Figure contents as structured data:
^^^^^^^^

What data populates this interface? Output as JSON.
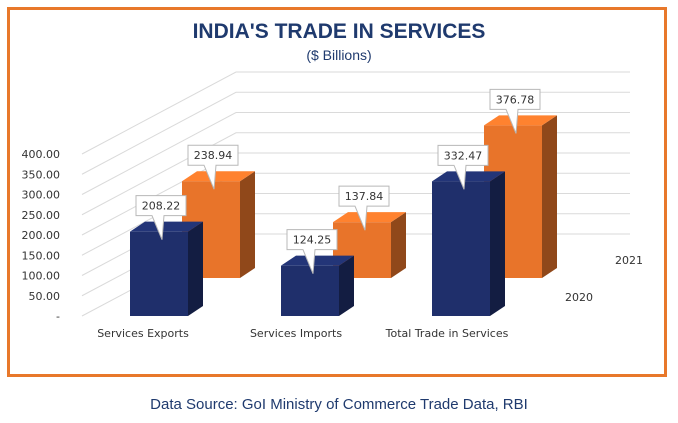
{
  "chart_data": {
    "type": "bar",
    "title": "INDIA'S TRADE IN SERVICES",
    "subtitle": "($ Billions)",
    "categories": [
      "Services Exports",
      "Services Imports",
      "Total Trade in Services"
    ],
    "series": [
      {
        "name": "2020",
        "values": [
          208.22,
          124.25,
          332.47
        ],
        "value_labels": [
          "208.22",
          "124.25",
          "332.47"
        ],
        "color": "#1f2f6b"
      },
      {
        "name": "2021",
        "values": [
          238.94,
          137.84,
          376.78
        ],
        "value_labels": [
          "238.94",
          "137.84",
          "376.78"
        ],
        "color": "#e8742a"
      }
    ],
    "y_ticks": [
      "-",
      "50.00",
      "100.00",
      "150.00",
      "200.00",
      "250.00",
      "300.00",
      "350.00",
      "400.00"
    ],
    "ylim": [
      0,
      400
    ],
    "grid": true,
    "style": "3d"
  },
  "source_note": "Data Source: GoI Ministry of Commerce Trade Data, RBI"
}
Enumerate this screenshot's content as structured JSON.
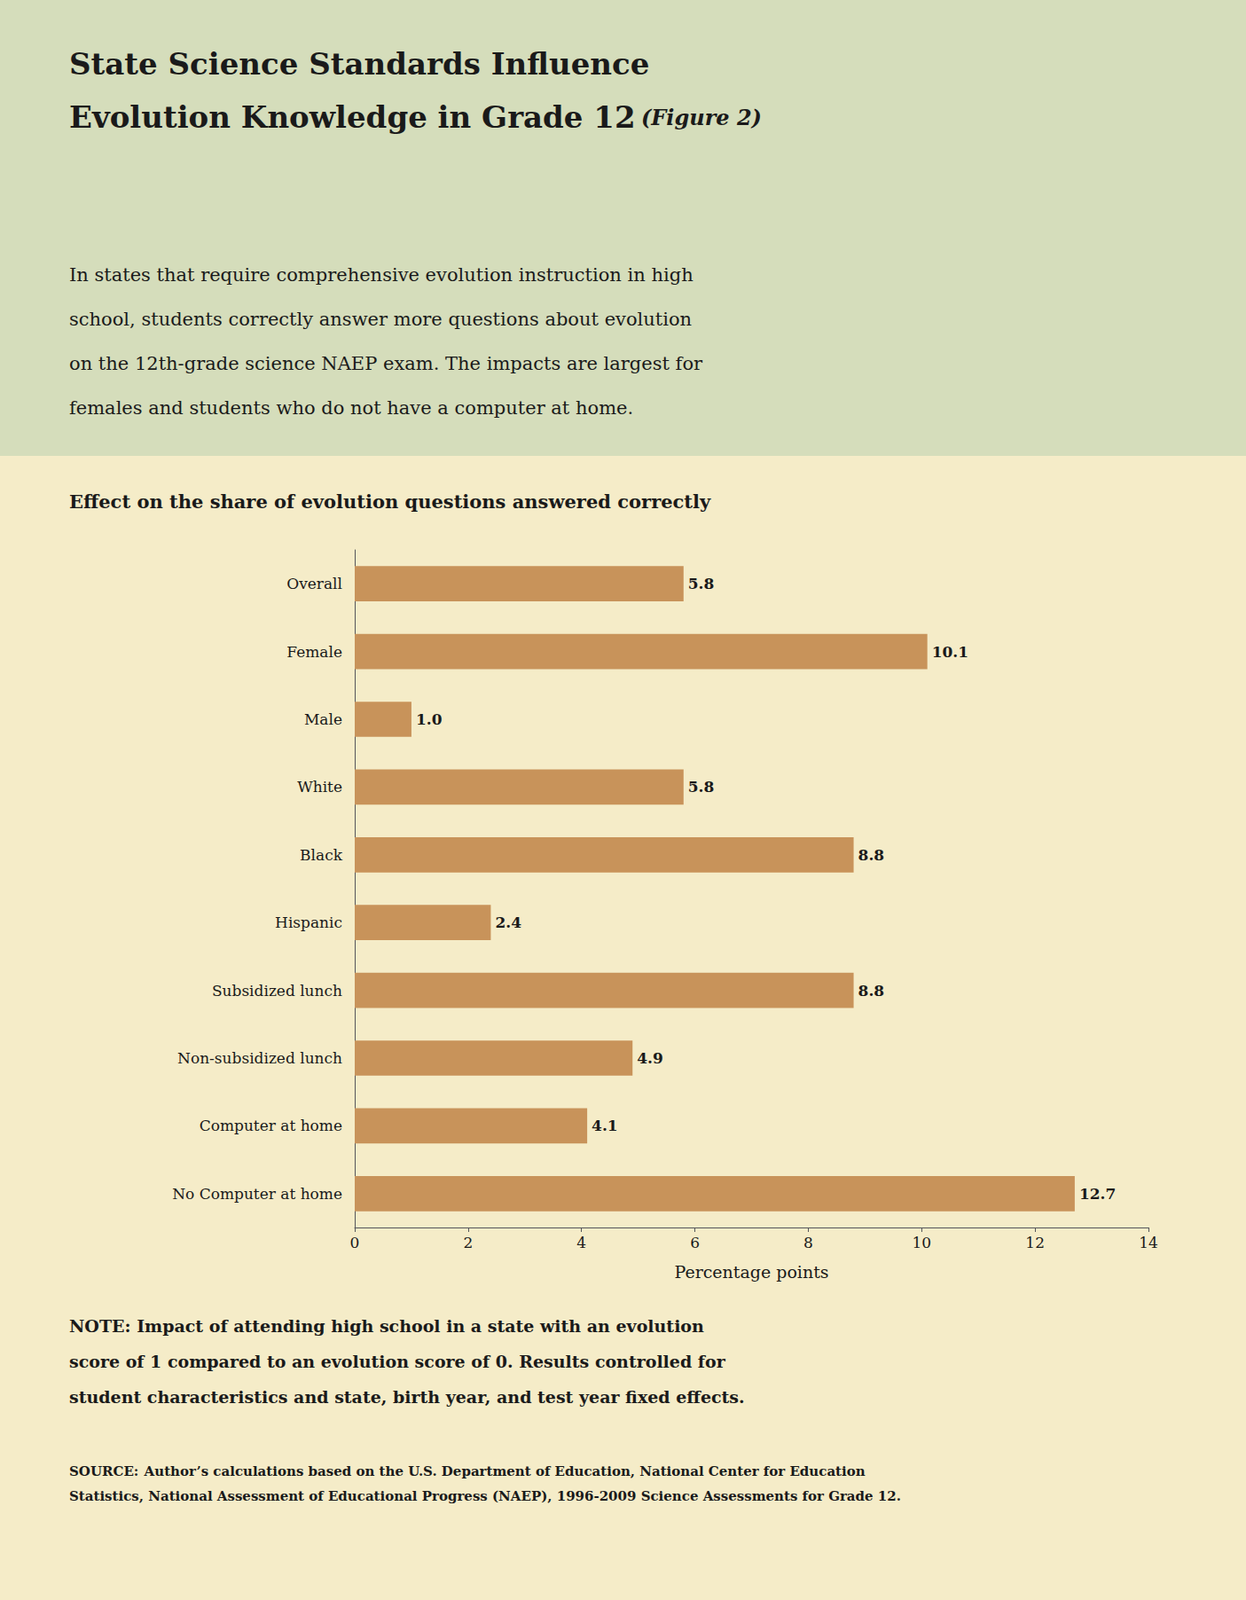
{
  "chart_data": {
    "type": "bar",
    "orientation": "horizontal",
    "title": [
      "State Science Standards Influence",
      "Evolution Knowledge in Grade 12"
    ],
    "figure_label": "(Figure 2)",
    "subtitle": [
      "In states that require comprehensive evolution instruction in high",
      "school, students correctly answer more questions about evolution",
      "on the 12th-grade science NAEP exam. The impacts are largest for",
      "females and students who do not have a computer at home."
    ],
    "chart_title": "Effect on the share of evolution questions answered correctly",
    "categories": [
      "Overall",
      "Female",
      "Male",
      "White",
      "Black",
      "Hispanic",
      "Subsidized lunch",
      "Non-subsidized lunch",
      "Computer at home",
      "No Computer at home"
    ],
    "values": [
      5.8,
      10.1,
      1.0,
      5.8,
      8.8,
      2.4,
      8.8,
      4.9,
      4.1,
      12.7
    ],
    "value_labels": [
      "5.8",
      "10.1",
      "1.0",
      "5.8",
      "8.8",
      "2.4",
      "8.8",
      "4.9",
      "4.1",
      "12.7"
    ],
    "data_labels": true,
    "color": "#C8935A",
    "xlabel": "Percentage points",
    "xlim": [
      0,
      14
    ],
    "xticks": [
      0,
      2,
      4,
      6,
      8,
      10,
      12,
      14
    ],
    "grid": false,
    "notes": [
      "NOTE: Impact of attending high school in a state with an evolution",
      "score of 1 compared to an evolution score of 0. Results controlled for",
      "student characteristics and state, birth year, and test year fixed effects."
    ],
    "source_label": "SOURCE:",
    "source": [
      "Author’s calculations based on the U.S. Department of Education, National Center for Education",
      "Statistics, National Assessment of Educational Progress (NAEP), 1996-2009 Science Assessments for Grade 12."
    ]
  }
}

^^^^^^^^

(Exercise): List the lines of the material in which the word "NAEP" occurs.

(Answer to this problem):
      "on the 12th-grade science NAEP exam. The impacts are largest for",
      "Statistics, National Assessment of Educational Progress (NAEP), 1996-2009 Science Assessments for Grade 12."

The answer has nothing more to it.